▸ THE TASK:
Below are records. Copy every line with "categories" in it.

▸ DATASET EXTRACT:
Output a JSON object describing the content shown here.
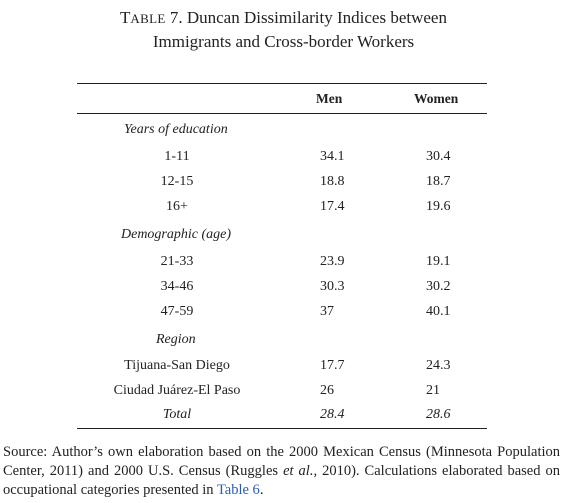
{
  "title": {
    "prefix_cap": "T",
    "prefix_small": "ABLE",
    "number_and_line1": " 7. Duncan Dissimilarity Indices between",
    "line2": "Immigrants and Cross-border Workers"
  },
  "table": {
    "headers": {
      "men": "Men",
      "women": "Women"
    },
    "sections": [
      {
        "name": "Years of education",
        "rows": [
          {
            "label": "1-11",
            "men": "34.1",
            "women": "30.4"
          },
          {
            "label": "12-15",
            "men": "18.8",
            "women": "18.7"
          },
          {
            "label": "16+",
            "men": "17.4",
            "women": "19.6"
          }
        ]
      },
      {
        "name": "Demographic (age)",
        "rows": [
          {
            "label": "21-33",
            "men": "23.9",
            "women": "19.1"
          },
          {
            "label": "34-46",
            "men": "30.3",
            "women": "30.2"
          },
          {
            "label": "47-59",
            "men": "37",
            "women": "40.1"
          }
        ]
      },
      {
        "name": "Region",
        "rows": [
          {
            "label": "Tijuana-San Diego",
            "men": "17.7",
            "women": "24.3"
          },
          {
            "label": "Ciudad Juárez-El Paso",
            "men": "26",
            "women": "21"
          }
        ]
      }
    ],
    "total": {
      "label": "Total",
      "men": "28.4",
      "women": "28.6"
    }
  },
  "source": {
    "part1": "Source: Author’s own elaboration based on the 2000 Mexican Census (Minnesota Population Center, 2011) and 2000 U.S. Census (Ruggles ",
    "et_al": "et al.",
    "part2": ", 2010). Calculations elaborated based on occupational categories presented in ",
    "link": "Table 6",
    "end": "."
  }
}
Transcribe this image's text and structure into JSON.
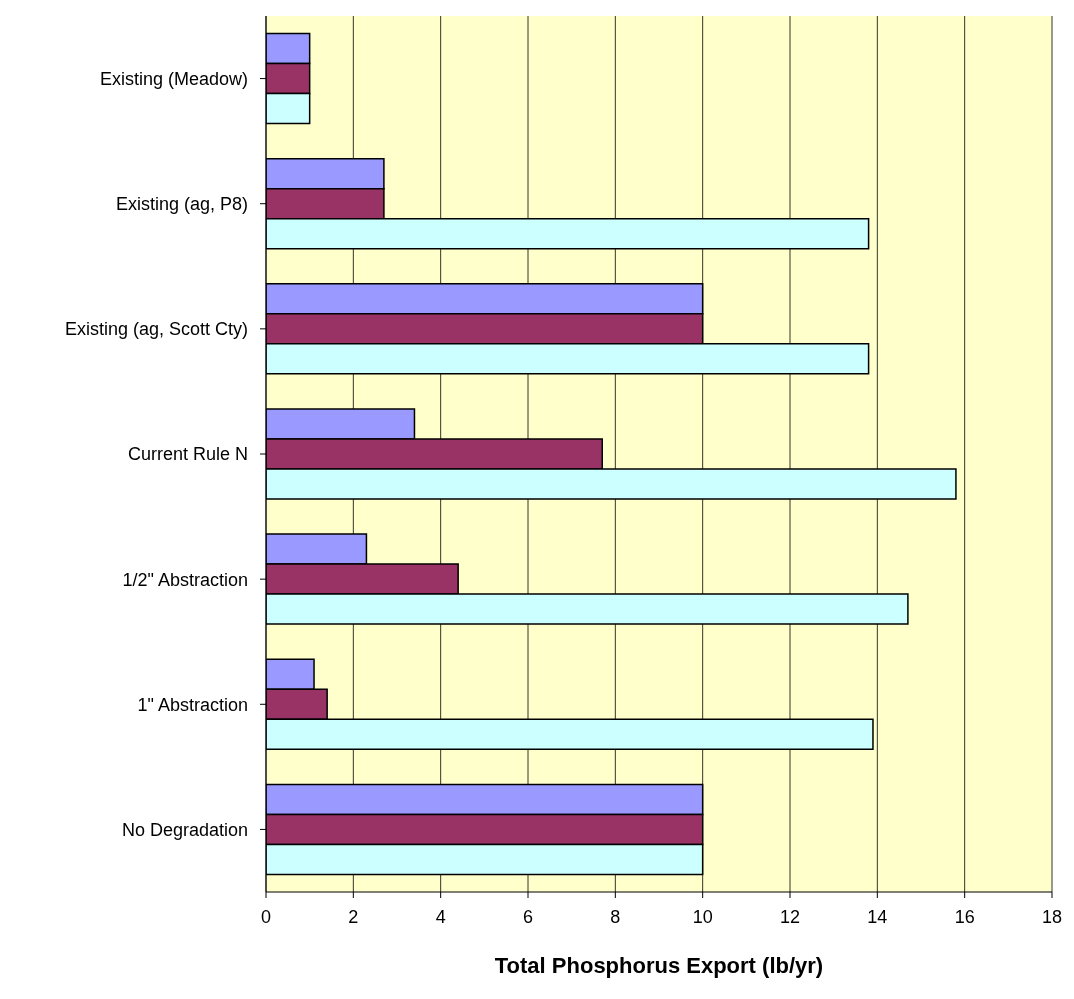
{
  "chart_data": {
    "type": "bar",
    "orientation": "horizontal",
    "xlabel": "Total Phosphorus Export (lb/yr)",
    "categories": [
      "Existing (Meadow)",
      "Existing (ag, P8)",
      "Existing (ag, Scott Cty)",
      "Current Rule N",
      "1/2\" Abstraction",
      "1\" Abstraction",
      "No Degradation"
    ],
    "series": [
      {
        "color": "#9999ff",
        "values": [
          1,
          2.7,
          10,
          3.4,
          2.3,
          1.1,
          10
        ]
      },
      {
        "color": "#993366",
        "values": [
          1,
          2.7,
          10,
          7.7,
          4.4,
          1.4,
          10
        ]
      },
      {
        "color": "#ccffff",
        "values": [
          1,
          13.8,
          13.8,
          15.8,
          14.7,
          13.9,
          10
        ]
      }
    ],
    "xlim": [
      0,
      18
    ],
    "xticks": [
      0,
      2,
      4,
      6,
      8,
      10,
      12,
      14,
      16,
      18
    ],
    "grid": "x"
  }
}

▸ SOLUTION TO THIS EXERCISE:
    "part2": ", 2010). Calculations elaborated based on occupational categories presented in ",
    "categories": [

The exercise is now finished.